* [Aim of the exercise] Output all the entries word for word. Omit the pictures.

-- Start of Task material --

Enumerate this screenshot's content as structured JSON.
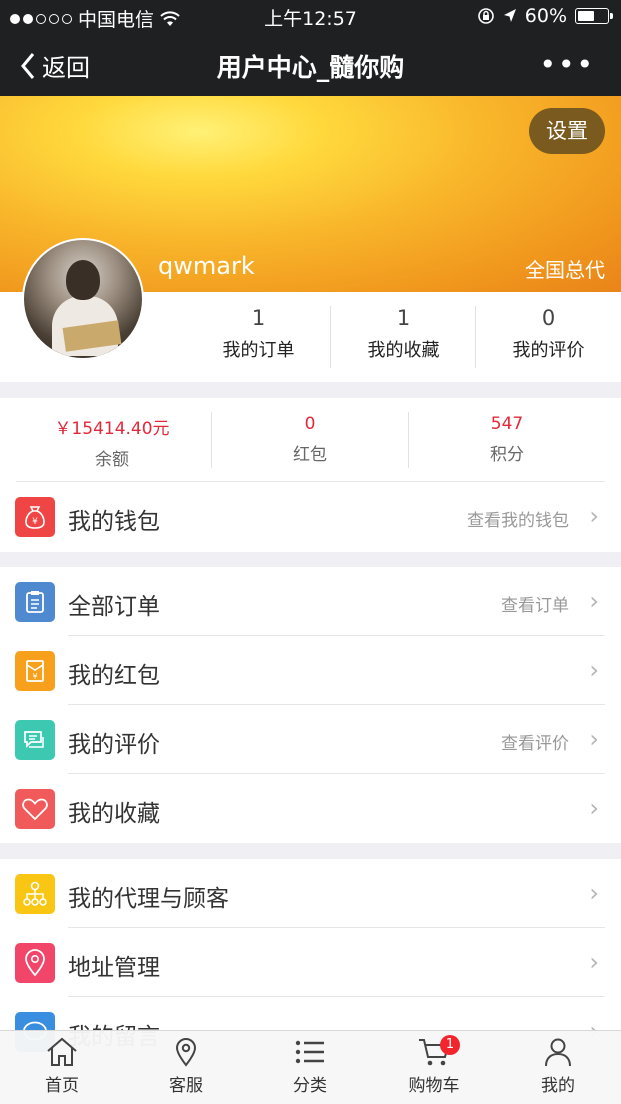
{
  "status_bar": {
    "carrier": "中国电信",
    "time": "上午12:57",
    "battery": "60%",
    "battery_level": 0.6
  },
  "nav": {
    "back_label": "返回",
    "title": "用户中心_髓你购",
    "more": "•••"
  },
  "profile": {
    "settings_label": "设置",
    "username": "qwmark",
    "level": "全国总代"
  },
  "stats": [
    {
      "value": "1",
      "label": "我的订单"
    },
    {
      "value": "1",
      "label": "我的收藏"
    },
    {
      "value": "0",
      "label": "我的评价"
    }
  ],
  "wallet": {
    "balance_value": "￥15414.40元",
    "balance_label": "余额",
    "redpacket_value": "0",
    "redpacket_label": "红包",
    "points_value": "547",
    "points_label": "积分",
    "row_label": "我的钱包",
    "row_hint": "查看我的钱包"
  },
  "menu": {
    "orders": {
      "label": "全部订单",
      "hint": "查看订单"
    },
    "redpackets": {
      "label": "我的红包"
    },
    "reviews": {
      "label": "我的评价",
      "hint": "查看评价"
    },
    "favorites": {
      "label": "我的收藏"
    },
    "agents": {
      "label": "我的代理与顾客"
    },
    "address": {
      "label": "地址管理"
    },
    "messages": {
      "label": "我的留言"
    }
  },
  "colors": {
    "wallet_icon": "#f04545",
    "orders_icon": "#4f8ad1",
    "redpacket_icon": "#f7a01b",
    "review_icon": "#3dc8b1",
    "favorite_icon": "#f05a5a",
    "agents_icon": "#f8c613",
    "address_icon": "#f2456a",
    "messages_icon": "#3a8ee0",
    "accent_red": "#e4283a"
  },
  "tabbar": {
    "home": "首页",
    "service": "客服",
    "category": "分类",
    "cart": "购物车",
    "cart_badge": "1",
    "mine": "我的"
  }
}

-- End of Task material --

* [Output below]
Enumerate this screenshot's content as structured JSON.
{
  "status_bar": {
    "carrier": "中国电信",
    "time": "上午12:57",
    "battery": "60%",
    "battery_level": 0.6
  },
  "nav": {
    "back_label": "返回",
    "title": "用户中心_髓你购",
    "more": "•••"
  },
  "profile": {
    "settings_label": "设置",
    "username": "qwmark",
    "level": "全国总代"
  },
  "stats": [
    {
      "value": "1",
      "label": "我的订单"
    },
    {
      "value": "1",
      "label": "我的收藏"
    },
    {
      "value": "0",
      "label": "我的评价"
    }
  ],
  "wallet": {
    "balance_value": "￥15414.40元",
    "balance_label": "余额",
    "redpacket_value": "0",
    "redpacket_label": "红包",
    "points_value": "547",
    "points_label": "积分",
    "row_label": "我的钱包",
    "row_hint": "查看我的钱包"
  },
  "menu": {
    "orders": {
      "label": "全部订单",
      "hint": "查看订单"
    },
    "redpackets": {
      "label": "我的红包"
    },
    "reviews": {
      "label": "我的评价",
      "hint": "查看评价"
    },
    "favorites": {
      "label": "我的收藏"
    },
    "agents": {
      "label": "我的代理与顾客"
    },
    "address": {
      "label": "地址管理"
    },
    "messages": {
      "label": "我的留言"
    }
  },
  "colors": {
    "wallet_icon": "#f04545",
    "orders_icon": "#4f8ad1",
    "redpacket_icon": "#f7a01b",
    "review_icon": "#3dc8b1",
    "favorite_icon": "#f05a5a",
    "agents_icon": "#f8c613",
    "address_icon": "#f2456a",
    "messages_icon": "#3a8ee0",
    "accent_red": "#e4283a"
  },
  "tabbar": {
    "home": "首页",
    "service": "客服",
    "category": "分类",
    "cart": "购物车",
    "cart_badge": "1",
    "mine": "我的"
  }
}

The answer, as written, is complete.